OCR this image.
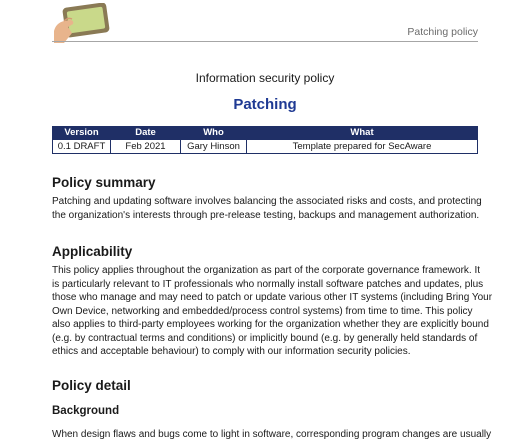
Patching policy
Information security policy
Patching
Version	Date	Who	What
0.1 DRAFT	Feb 2021	Gary Hinson	Template prepared for SecAware
Policy summary
Patching and updating software involves balancing the associated risks and costs, and protecting
the organization's interests through pre-release testing, backups and management authorization.
Applicability
This policy applies throughout the organization as part of the corporate governance framework. It
is particularly relevant to IT professionals who normally install software patches and updates, plus
those who manage and may need to patch or update various other IT systems (including Bring Your
Own Device, networking and embedded/process control systems) from time to time. This policy
also applies to third-party employees working for the organization whether they are explicitly bound
(e.g. by contractual terms and conditions) or implicitly bound (e.g. by generally held standards of
ethics and acceptable behaviour) to comply with our information security policies.
Policy detail
Background
When design flaws and bugs come to light in software, corresponding program changes are usually
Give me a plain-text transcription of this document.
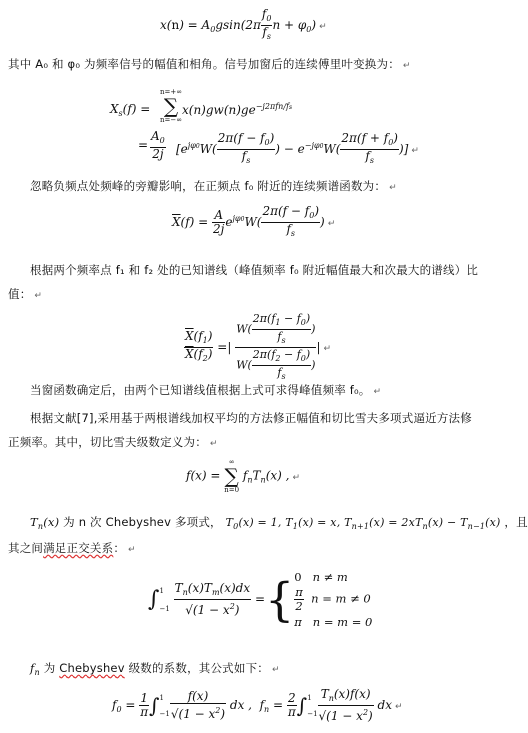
$x(n) = A_0gsin(2\pi \frac{f_0}{f_s}$ $n + \varphi_0$) ↵
其中 A₀ 和 φ₀ 为频率信号的幅值和相角。信号加窗后的连续傅里叶变换为： ↵
$X_s(f)$ =
n=+∞
∑
n=−∞
$x(n)gw(n)ge^{-j2\pi fn/fs}$
= $\frac{A_0}{2j} [e^{j\varphi 0}W( \frac{2\pi(f - f_0)}{f_s}$ ) − $e^{-j\varphi 0}W( \frac{2\pi(f + f_0)}{f_s}$ )] ↵
忽略负频点处频峰的旁瓣影响，在正频点 f₀ 附近的连续频谱函数为： ↵
$\overline{X}(f) = \frac{A}{2j} e^{j\varphi 0}W( \frac{2\pi(f - f_0)}{f_s}$ ) ↵
根据两个频率点 f₁ 和 f₂ 处的已知谱线（峰值频率 f₀ 附近幅值最大和次最大的谱线）比
值： ↵
$\frac{\overline{X}(f_1)}{\overline{X}(f_2)}$ =| $\frac{W( \frac{2\pi(f_1 - f_0)}{f_s} )}{W( \frac{2\pi(f_2 - f_0)}{f_s} )}$ | ↵
当窗函数确定后，由两个已知谱线值根据上式可求得峰值频率 f₀。 ↵
根据文献[7],采用基于两根谱线加权平均的方法修正幅值和切比雪夫多项式逼近方法修
正频率。其中，切比雪夫级数定义为： ↵
f(x) =
∞
∑
n=0
$f_nT_n(x)$ , ↵
$T_n(x)$ 为 n 次 Chebyshev 多项式， $T_0(x) = 1$, $T_1(x) = x$, $T_{n+1}(x) = 2xT_n(x) - T_{n-1}(x)$ ，且
其之间满足正交关系： ↵
∫ 1
−1
$\frac{T_n(x)T_m(x)dx}{√(1 - x^2)}$ ={ 0   n ≠ m
$\frac{\pi}{2}$ n = m ≠ 0
π   n = m = 0
$f_n$ 为 Chebyshev 级数的系数，其公式如下： ↵
$f_0 = \frac{1}{\pi}$ ∫ 1
$-1 \frac{f(x)}{√(1 - x^2)}$ dx ,  $f_n = \frac{2}{\pi}$ ∫ 1
$-1 \frac{T_n(x)f(x)}{√(1 - x^2)}$ dx ↵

☆ ☆ ☆ ☆ ☆ ☆ ☆

Given exercise :: Going through the entries above line by line, work out how many lines include the word "Patching". Only the number is required.

Result for this exercise :: 3